Torcedores da Portuguesa criticam decisão do STJD |
POR ANDRÉ CASTRO CARVALHO*
Os acontecimentos desta semana trouxeram recordações das minhas primeiras aulas de Direito
e o clássico exemplo do jurista Gustav Radbruch com relação à
razoabilidade na interpretação das normas jurídicas. O caso é pertinente
a um aviso em uma estação ferroviária na Polônia, no qual se proibia a
entrada de pessoas acompanhadas de cães. Só que, em um determinado dia,
surgiu uma pessoa acompanhada de um urso, quem teve a sua entrada
barrada pela autoridade com base na sua interpretação do aviso. A
argumentação utilizada pelo “infrator” é que a regra jurídica proibia a
entrada de cães, e não de outros animais, o que não legitimaria o
obstáculo à sua entrada. Narrada a história aos alunos, há sempre um que
ergue a mão e pergunta: “-E se a pessoa fosse um deficiente visual e
estivesse com um cão guia?”.
Pois são justamente esses debates que
motivam os alunos de Direito a frequentarem os cinco anos de curso e a
discutirem fervorosamente, o resto de suas vidas, casos semelhantes ao
que ora se observa no futebol
brasileiro. Se o mundo jurídico se resumisse exclusivamente a aplicar o
texto da norma tal como escrito, não seria necessário perder tempo com
esses assuntos – aliás, alguém já teria inventado um “app” para Android
ou iOS para resolver qualquer problema jurídico. E, com certeza, ficaria
milionário, deixando muitos profissionais do Direito desempregados!
É
óbvio que nenhuma discussão jurídica que envolva esse tipo de
interpretação mais “livre” das normas é pacífica: entre aqueles que
defendem a literalidade da regra, por conta da segurança jurídica que
ela representa à sociedade, e aqueles que defendem a sua racionalidade e
interpretação conforme o objetivo para o qual foi criada, saem “mortos e
feridos” de qualquer debate nos meios acadêmicos. Mas, fora dessa zona
cinzenta, há sempre casos que produzem uma unanimidade: no exemplo
do mundo canino mencionado, se a norma não for cuidadosamente
interpretada, não haverá, por consequência, a sua razoável aplicação –
por oportuno, não faz muito tempo que o Shopping Iguatemi de Caxias do
Sul foi condenado judicialmente, justamente por barrar a entrada de um
deficiente visual com seu cão-guia.

***

Objetivo A
No trecho apresentado, o que o aviso da estação ferroviária na Polônia proibia?
Objetivo B
Transcreva, do trecho apresentado, a passagem que vai de "Pois são justamente" até "do Direito desempregados!".

Dados fornecidos

***

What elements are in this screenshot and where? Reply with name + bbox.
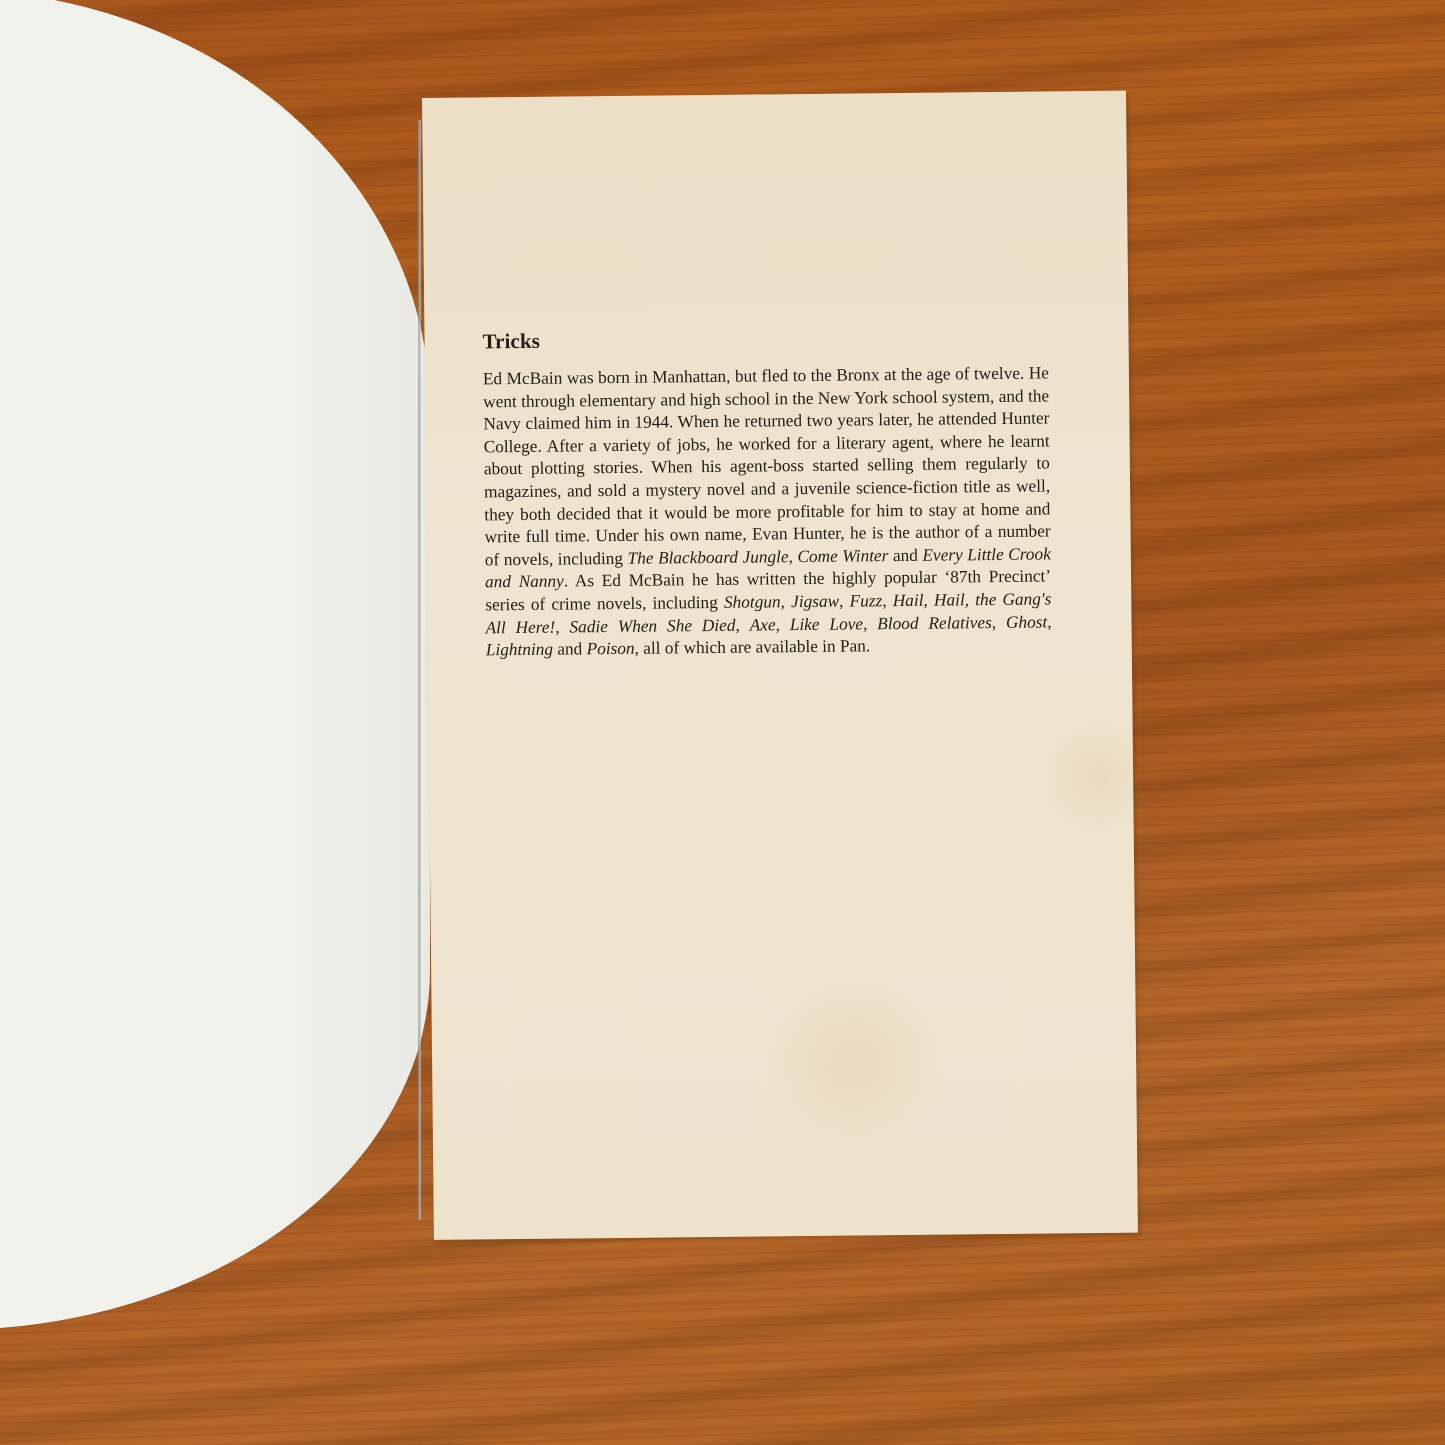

***

Resposta completa A
A entrada de pessoas acompanhadas de cães.

Resposta completa B
Pois são justamente esses debates que
motivam os alunos de Direito a frequentarem os cinco anos de curso e a
discutirem fervorosamente, o resto de suas vidas, casos semelhantes ao
que ora se observa no futebol
brasileiro. Se o mundo jurídico se resumisse exclusivamente a aplicar o
texto da norma tal como escrito, não seria necessário perder tempo com
esses assuntos – aliás, alguém já teria inventado um “app” para Android
ou iOS para resolver qualquer problema jurídico. E, com certeza, ficaria
milionário, deixando muitos profissionais do Direito desempregados!